:: Exercise goal ::
Would you transcribe the whole listing exactly, minus its pictures?

[Stored data entries]

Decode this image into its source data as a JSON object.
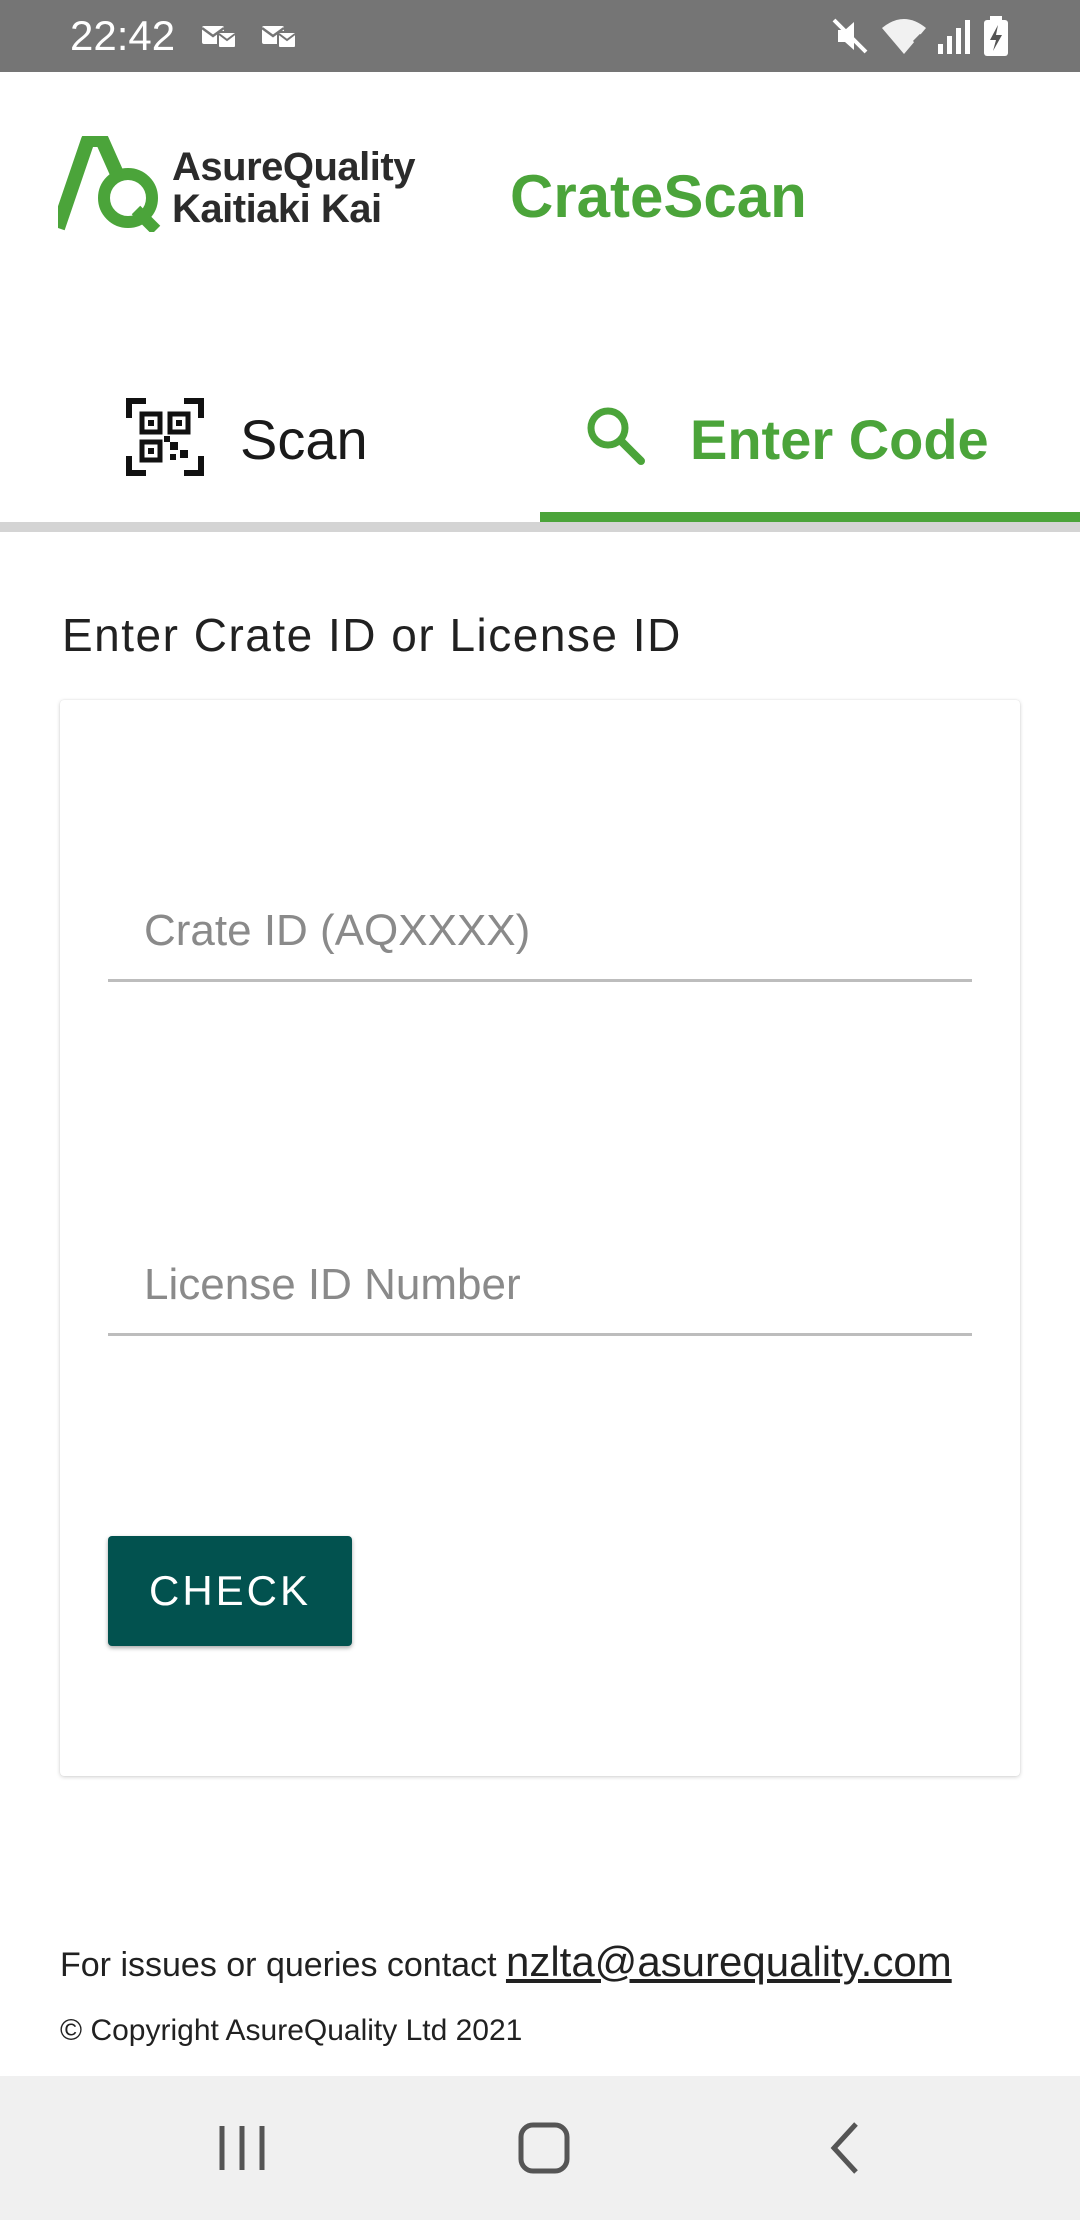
{
  "status_bar": {
    "time": "22:42",
    "left_icons": [
      "mail-notification-icon",
      "mail-notification-icon"
    ],
    "right_icons": [
      "mute-icon",
      "wifi-icon",
      "signal-icon",
      "battery-charging-icon"
    ]
  },
  "header": {
    "logo": {
      "line1": "AsureQuality",
      "line2": "Kaitiaki Kai",
      "mark_icon": "aq-logo-icon"
    },
    "app_title": "CrateScan"
  },
  "tabs": [
    {
      "label": "Scan",
      "icon": "qr-code-icon",
      "active": false
    },
    {
      "label": "Enter Code",
      "icon": "search-icon",
      "active": true
    }
  ],
  "form": {
    "section_label": "Enter Crate ID or License ID",
    "crate_field": {
      "placeholder": "Crate ID (AQXXXX)",
      "value": ""
    },
    "license_field": {
      "placeholder": "License ID Number",
      "value": ""
    },
    "check_button": "CHECK"
  },
  "footer": {
    "contact_text": "For issues or queries contact ",
    "contact_email": "nzlta@asurequality.com",
    "copyright": "© Copyright AsureQuality Ltd 2021"
  },
  "colors": {
    "accent_green": "#4ba43a",
    "button_teal": "#02524f",
    "status_bar": "#757575"
  },
  "nav_bar": [
    "recent-apps-icon",
    "home-icon",
    "back-icon"
  ]
}
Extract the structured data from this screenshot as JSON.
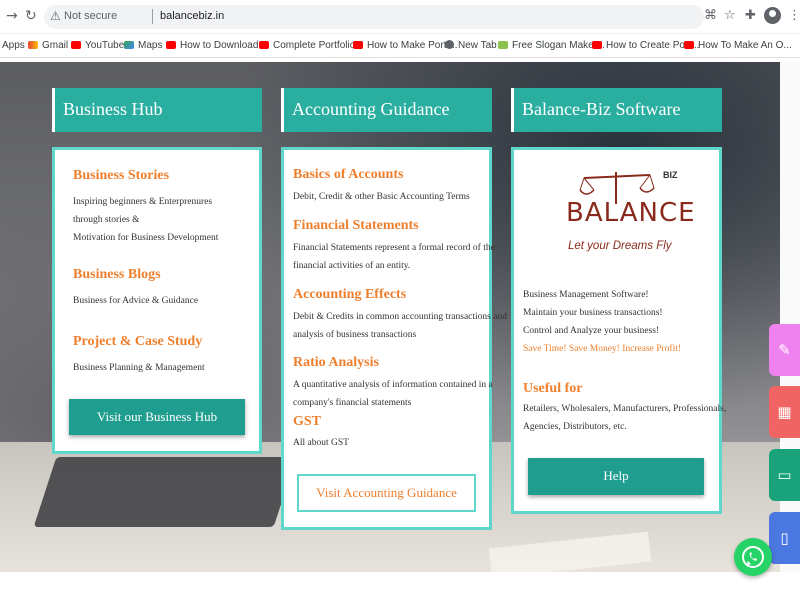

:: Exercise output ::
Decode this image into its source data as a JSON object.
{
  "status_bar": {
    "time": "22:42",
    "left_icons": [
      "mail-notification-icon",
      "mail-notification-icon"
    ],
    "right_icons": [
      "mute-icon",
      "wifi-icon",
      "signal-icon",
      "battery-charging-icon"
    ]
  },
  "header": {
    "logo": {
      "line1": "AsureQuality",
      "line2": "Kaitiaki Kai",
      "mark_icon": "aq-logo-icon"
    },
    "app_title": "CrateScan"
  },
  "tabs": [
    {
      "label": "Scan",
      "icon": "qr-code-icon",
      "active": false
    },
    {
      "label": "Enter Code",
      "icon": "search-icon",
      "active": true
    }
  ],
  "form": {
    "section_label": "Enter Crate ID or License ID",
    "crate_field": {
      "placeholder": "Crate ID (AQXXXX)",
      "value": ""
    },
    "license_field": {
      "placeholder": "License ID Number",
      "value": ""
    },
    "check_button": "CHECK"
  },
  "footer": {
    "contact_text": "For issues or queries contact ",
    "contact_email": "nzlta@asurequality.com",
    "copyright": "© Copyright AsureQuality Ltd 2021"
  },
  "colors": {
    "accent_green": "#4ba43a",
    "button_teal": "#02524f",
    "status_bar": "#757575"
  },
  "nav_bar": [
    "recent-apps-icon",
    "home-icon",
    "back-icon"
  ]
}
Extract the structured data from this screenshot as JSON.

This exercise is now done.